Find the number of lines in these records where the word "sällsynta" appears. Reply with that number and nothing more.
-------- AVAILABLE RECORDS --------
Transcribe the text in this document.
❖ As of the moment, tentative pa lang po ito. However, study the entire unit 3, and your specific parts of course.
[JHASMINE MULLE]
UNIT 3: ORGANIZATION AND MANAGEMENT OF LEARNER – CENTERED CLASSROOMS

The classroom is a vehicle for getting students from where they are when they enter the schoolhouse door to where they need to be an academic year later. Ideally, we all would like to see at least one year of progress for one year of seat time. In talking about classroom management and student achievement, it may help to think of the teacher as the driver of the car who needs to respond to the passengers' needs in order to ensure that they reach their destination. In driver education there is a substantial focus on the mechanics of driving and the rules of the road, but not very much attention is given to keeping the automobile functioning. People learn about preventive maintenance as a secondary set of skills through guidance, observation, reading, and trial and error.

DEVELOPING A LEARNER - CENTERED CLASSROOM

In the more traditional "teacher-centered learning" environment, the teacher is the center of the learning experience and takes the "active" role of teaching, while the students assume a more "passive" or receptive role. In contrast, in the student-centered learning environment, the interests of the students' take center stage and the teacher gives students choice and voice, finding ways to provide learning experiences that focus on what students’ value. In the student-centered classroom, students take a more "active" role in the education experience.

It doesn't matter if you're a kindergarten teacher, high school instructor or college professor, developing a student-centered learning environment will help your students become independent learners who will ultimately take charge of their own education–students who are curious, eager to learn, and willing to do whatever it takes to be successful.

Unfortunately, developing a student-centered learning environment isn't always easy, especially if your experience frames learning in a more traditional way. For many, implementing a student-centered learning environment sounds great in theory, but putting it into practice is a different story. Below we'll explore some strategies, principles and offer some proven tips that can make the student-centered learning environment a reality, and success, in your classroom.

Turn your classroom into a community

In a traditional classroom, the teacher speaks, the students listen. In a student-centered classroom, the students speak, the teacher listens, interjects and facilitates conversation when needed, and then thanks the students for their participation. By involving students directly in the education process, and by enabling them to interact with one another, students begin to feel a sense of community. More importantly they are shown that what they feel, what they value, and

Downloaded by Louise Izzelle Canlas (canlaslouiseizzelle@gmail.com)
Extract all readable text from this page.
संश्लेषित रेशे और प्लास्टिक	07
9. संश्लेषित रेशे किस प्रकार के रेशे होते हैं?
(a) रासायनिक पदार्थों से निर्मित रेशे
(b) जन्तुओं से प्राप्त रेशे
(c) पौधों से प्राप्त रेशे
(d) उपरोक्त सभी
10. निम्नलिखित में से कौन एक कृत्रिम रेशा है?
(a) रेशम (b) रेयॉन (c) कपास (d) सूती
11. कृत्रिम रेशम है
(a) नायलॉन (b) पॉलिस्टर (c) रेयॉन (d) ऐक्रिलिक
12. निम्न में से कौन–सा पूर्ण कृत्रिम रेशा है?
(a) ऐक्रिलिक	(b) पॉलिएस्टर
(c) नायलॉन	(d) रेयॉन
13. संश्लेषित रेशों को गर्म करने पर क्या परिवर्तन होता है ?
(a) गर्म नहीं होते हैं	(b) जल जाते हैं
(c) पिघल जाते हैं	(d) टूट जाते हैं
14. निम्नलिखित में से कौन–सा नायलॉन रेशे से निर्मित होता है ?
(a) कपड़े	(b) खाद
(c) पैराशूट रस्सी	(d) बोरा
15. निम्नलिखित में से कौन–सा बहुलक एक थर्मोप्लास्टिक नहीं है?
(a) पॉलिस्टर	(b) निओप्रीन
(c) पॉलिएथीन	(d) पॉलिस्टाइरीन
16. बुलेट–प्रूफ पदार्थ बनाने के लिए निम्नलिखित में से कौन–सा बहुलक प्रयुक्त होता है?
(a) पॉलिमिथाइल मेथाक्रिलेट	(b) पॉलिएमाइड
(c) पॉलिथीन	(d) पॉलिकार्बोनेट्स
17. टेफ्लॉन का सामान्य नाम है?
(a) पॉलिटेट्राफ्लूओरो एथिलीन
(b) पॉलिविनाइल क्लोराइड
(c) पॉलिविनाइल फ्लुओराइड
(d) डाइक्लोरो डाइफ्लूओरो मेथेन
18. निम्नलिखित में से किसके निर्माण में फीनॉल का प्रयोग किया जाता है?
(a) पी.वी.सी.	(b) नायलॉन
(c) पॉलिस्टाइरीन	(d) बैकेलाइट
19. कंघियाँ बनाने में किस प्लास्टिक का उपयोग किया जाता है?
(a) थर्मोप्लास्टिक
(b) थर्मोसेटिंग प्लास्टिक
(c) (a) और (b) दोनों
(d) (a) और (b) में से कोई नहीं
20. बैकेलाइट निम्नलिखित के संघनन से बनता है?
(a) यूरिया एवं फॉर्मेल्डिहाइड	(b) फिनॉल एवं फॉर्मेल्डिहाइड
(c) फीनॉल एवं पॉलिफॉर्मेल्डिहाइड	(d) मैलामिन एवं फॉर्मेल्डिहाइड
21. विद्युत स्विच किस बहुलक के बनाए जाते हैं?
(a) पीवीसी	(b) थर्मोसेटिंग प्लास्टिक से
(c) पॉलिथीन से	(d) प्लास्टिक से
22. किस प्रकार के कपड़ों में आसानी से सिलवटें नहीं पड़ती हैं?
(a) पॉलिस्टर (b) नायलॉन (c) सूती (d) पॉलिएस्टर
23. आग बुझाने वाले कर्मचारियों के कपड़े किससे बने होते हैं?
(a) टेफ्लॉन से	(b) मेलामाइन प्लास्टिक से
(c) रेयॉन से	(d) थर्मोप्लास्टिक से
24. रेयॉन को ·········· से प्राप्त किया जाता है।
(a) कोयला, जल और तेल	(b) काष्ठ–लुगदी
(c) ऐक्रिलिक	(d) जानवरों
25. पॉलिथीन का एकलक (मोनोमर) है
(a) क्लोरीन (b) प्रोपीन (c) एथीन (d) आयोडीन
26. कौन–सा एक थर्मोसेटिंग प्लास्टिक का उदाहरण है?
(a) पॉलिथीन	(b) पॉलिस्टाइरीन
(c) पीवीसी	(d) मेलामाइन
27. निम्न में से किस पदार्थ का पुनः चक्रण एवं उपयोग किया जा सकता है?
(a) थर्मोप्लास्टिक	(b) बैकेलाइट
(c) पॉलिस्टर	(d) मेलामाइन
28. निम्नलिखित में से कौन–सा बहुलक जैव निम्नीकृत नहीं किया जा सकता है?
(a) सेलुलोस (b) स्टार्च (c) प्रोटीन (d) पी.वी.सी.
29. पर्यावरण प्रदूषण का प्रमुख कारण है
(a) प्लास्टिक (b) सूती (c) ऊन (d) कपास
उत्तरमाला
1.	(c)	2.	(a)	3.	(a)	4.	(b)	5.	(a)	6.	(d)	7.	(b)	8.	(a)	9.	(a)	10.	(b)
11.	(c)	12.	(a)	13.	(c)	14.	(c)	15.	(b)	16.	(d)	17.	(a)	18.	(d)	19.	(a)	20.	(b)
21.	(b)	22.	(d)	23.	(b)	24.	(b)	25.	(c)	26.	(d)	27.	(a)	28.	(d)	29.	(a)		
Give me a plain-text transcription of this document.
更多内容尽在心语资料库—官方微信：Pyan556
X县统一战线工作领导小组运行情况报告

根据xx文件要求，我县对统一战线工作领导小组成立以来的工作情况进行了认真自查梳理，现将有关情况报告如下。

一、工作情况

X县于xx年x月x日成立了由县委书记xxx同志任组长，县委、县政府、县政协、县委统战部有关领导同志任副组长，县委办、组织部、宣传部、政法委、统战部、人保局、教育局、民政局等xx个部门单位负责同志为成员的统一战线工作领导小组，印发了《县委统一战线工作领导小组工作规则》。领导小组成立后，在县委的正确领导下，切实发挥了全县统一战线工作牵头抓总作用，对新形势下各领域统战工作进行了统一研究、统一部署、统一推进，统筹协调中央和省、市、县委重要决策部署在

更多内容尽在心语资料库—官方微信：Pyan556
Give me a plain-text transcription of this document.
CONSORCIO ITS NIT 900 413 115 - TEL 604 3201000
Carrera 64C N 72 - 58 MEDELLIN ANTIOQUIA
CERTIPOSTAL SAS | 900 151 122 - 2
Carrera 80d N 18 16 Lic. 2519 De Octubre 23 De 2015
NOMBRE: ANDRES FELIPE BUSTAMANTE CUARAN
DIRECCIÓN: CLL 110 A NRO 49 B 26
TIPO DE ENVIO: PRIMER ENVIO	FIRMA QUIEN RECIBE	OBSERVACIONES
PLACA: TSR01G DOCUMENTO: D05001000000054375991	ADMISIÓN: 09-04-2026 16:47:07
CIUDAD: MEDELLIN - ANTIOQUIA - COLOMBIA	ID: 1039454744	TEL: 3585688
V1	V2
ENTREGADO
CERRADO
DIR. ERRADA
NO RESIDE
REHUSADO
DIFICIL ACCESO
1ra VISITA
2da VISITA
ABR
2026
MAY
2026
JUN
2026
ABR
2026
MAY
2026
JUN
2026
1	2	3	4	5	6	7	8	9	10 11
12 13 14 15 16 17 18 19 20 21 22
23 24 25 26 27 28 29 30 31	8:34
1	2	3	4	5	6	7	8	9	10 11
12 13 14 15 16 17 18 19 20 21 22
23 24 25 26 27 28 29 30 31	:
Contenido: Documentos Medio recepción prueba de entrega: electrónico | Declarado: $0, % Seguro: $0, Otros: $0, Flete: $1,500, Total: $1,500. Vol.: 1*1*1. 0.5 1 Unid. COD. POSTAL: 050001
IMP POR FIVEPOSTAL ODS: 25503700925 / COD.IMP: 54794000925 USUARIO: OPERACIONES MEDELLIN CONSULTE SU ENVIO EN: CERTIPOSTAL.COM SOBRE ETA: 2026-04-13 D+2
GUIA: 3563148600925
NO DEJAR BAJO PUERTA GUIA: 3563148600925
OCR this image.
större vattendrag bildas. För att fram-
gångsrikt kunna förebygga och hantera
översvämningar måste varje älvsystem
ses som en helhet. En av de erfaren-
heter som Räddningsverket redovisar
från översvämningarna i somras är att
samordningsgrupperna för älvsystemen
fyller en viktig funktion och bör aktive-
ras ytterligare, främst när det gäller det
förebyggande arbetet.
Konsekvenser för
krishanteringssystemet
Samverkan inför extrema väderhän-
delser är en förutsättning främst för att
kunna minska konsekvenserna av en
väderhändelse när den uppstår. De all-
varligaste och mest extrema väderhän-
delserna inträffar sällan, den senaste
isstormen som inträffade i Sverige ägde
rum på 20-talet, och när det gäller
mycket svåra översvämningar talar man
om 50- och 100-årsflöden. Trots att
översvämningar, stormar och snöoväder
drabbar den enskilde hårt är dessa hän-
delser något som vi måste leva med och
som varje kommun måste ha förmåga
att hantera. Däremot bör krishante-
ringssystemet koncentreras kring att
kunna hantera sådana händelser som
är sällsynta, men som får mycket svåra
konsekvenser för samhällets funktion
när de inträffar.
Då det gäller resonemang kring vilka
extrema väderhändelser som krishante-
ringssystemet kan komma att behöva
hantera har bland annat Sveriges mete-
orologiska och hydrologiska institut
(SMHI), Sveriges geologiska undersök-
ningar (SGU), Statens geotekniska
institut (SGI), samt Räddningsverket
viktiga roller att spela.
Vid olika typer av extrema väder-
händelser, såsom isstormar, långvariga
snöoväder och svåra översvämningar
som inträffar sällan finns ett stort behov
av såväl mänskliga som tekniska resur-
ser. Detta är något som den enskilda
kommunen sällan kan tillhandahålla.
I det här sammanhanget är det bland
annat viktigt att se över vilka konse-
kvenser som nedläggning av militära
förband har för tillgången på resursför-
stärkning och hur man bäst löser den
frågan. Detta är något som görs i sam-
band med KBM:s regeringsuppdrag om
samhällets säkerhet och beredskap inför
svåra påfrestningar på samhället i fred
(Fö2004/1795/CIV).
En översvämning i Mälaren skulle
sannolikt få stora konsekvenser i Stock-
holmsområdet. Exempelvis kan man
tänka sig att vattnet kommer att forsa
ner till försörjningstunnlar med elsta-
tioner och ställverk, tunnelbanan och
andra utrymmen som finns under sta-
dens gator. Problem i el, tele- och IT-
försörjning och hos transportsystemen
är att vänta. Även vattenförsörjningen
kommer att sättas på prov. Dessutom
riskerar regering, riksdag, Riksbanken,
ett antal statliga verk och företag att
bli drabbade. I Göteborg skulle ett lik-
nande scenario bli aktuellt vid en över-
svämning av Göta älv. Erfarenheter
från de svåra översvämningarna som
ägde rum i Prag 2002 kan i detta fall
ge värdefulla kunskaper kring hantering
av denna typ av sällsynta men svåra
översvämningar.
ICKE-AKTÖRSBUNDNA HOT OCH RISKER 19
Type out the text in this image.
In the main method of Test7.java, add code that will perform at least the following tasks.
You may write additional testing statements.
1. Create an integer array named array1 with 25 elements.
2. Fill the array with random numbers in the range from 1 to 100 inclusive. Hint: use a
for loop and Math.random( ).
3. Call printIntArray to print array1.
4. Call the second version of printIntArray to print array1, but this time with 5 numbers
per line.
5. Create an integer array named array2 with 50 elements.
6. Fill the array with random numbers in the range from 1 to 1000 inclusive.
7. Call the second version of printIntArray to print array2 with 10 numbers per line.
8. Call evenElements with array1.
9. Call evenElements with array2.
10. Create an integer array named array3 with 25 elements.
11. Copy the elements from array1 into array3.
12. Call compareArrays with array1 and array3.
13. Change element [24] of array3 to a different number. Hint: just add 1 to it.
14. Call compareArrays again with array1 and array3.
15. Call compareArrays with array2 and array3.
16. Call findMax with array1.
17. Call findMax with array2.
--------
RESULT OF THIS EXERCISE
2